Todo era diferente con ella ahora. Exquisita, enorme y peligrosamente diferente. Había sido reclutada por un agente de la CIA —del que se había enamorado—; luego la habían investigado, entrenado y devuelto a Moscú, como infiltrada en la sede central. Estaba aprendiendo a esperar, a escuchar y a ser una criatura silenciosa en la nauseabunda atmósfera de su Servicio. Por eso no había aceptado varios puestos triviales en el cuartel general. Esperaría a tener un trabajo que le proporcionara los contactos que la CIA quería. Fingió interés en el proceso y, además, asistió a un breve curso de psicología operativa y a otro de contrainteligencia. Podría ser útil para el futuro saber cómo cazaban a los topos en su Servicio, saber cómo sonarían los pasos en la escalera cuando fueran a por ella» […]

 

El hombre gruñó una vez mientras ella tiraba de él con violencia hacia atrás; la cabeza golpeó contra la pared. El yeso crujió. Quedó tendido en el suelo. No se movió.

Dominika se agachó, recogió la navaja de afeitar y la cerró. No dejaba de sentir el impulso de acercarse y arrastrar el filo con fuerza por la garganta del matón inconsciente. Jamshidi se había ido deslizando con lentitud hacia el suelo. Se puso en cuclillas junto a él con el vestido a mitad de sus muslos, dejando ver el triángulo de encaje negro de la ropa interior, pero el iraní solo podía mirar ese rostro iluminado, con un mechón de pelo rizado hechizante sobre un ojo. Aunque le faltaba un poco de aire, susurró mientras enderezaba sus gafas:

—Te he dicho que cuidamos de nuestros amigos. Te protegeré siempre. Ahora eres mi agente.

Con el El candidato del Kremlin, que será publicada próximamente por Almuzara, el autor puso fin a esta exitosa trilogía. Jason Matthews falleció a los 69 años el 28 de abril de 2021, tras padecer una degeneración corticobasal.

** EJERCICIO 1 **
Indica si cada afirmación concuerda con el texto sobre Dominika. Responde sí o no y cita literalmente las palabras que lo deciden: (a) La mujer reclutada por la CIA aceptó varios puestos triviales en el cuartel general. (b) Dominika cerró la navaja de afeitar después de recogerla. (c) Jason Matthews falleció a los 69 años.
** EJERCICIO 2 **
Prolonga el texto sobre Dominika a partir de su última oración.
Las líneas no tienen nada que ver con esto.

** LÍNEAS MOSTRADAS **
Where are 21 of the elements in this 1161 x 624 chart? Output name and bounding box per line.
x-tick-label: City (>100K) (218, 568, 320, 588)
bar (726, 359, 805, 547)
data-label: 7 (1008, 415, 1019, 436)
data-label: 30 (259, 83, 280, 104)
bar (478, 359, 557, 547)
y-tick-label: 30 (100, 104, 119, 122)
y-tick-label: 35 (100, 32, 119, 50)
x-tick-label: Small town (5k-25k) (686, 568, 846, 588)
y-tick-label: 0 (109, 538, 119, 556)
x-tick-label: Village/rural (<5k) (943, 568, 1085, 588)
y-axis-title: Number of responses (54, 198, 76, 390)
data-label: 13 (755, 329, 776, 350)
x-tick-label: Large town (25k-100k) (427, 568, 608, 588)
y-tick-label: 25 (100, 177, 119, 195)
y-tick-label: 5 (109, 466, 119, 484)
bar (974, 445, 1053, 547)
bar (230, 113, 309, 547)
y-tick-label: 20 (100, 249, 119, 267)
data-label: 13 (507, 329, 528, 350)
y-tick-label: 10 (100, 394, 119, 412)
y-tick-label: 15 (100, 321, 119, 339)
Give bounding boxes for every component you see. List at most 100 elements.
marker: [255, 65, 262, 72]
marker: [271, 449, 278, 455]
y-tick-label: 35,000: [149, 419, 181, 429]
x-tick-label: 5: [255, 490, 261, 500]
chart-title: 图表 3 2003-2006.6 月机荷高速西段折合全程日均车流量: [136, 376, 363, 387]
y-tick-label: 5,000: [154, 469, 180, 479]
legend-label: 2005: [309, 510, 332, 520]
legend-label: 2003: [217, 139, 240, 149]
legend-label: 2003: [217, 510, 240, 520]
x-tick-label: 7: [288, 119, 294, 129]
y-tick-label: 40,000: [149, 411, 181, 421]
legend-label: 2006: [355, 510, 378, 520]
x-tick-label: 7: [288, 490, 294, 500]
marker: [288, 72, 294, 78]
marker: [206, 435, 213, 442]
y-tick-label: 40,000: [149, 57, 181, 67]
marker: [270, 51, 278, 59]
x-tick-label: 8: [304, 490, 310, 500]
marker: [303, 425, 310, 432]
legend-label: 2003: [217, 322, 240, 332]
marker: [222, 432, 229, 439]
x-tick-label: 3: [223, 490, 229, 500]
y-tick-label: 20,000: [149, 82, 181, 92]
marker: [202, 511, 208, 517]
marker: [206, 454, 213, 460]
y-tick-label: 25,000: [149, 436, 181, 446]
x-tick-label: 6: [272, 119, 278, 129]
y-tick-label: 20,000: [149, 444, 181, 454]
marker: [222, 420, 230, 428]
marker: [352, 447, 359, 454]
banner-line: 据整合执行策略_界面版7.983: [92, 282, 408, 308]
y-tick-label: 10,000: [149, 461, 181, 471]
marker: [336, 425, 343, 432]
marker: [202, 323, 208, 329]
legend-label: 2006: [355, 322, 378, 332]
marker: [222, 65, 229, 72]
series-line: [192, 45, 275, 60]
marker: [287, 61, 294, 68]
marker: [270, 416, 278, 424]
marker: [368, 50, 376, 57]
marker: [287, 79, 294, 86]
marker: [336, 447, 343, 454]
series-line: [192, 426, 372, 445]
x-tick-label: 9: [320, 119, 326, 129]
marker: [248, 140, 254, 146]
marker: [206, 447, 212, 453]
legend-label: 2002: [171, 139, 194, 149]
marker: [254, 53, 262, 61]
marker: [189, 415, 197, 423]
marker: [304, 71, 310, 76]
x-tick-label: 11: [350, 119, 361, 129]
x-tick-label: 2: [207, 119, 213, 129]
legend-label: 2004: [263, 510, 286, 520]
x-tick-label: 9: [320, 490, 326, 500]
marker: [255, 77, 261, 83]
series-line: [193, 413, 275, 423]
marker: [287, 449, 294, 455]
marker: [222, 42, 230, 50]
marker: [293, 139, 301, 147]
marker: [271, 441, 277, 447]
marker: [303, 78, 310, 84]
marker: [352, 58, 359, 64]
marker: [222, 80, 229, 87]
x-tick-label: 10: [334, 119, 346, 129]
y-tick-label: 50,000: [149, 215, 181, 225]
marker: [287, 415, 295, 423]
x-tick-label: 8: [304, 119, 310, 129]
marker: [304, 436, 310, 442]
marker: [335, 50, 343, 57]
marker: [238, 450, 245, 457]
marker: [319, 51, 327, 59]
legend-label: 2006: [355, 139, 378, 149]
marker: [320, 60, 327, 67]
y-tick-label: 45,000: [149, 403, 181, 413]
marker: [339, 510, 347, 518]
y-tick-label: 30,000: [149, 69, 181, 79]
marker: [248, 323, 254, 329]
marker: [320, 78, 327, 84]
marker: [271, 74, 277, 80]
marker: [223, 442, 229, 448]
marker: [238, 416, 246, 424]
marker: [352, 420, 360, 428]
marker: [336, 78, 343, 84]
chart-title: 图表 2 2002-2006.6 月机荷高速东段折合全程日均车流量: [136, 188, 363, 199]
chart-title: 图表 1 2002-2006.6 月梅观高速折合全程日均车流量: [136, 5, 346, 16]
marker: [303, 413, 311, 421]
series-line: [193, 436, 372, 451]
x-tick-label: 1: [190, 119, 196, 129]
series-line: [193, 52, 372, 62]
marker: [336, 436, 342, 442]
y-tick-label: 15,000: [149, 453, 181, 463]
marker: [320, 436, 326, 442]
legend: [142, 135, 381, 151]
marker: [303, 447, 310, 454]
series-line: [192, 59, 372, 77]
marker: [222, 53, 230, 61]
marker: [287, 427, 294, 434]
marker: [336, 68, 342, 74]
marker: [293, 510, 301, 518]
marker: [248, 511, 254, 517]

** RESPUESTA 1 **
(a) No: "Por eso no había aceptado varios puestos triviales en el cuartel general."
(b) Sí: "Dominika se agachó, recogió la navaja de afeitar y la cerró."
(c) Sí: "Jason Matthews falleció a los 69 años el 28 de abril de 2021"

** RESPUESTA 2 **
 

Jason Matthews escritor estadounidense de novelas de espionaje y exagente de la CIA que alcanzó la fama gracias a la trilogía «Gorrión rojo». Matthews estuvo casado con Suzanne, también una antigua agente. Antes de ser novelista, trabajó durante 33 años para la CIA. Mientras lo hacía fue oficialmente diplomático en Europa, Asia y el Caribe, pero su trabajo real era reclutar y posteriormente adiestrar a agentes extranjeros. En 2014, su primera obra, «Gorrión Rojo», ganó el Premio Edgar a la Mejor Primera Novela de un autor estadounidense. El escritor y crítico Art Taylor la elogió en The Washington Post al escribir que «no es solo un thriller de ritmo ágil, es una novela de primer nivel, notable tanto por su rico estilo como por su apasionante descripción de un mundo secreto». La novela fue adaptada en la película del mismo título protagonizada por Jennifer Lawrence, que también logró un gran éxito. En 2015 y 2018 Matthews publicó «El Palacio de la Traición» y «El candidato del Kremlin» (publicada próximamente por Almuzara), que completan la trilogía.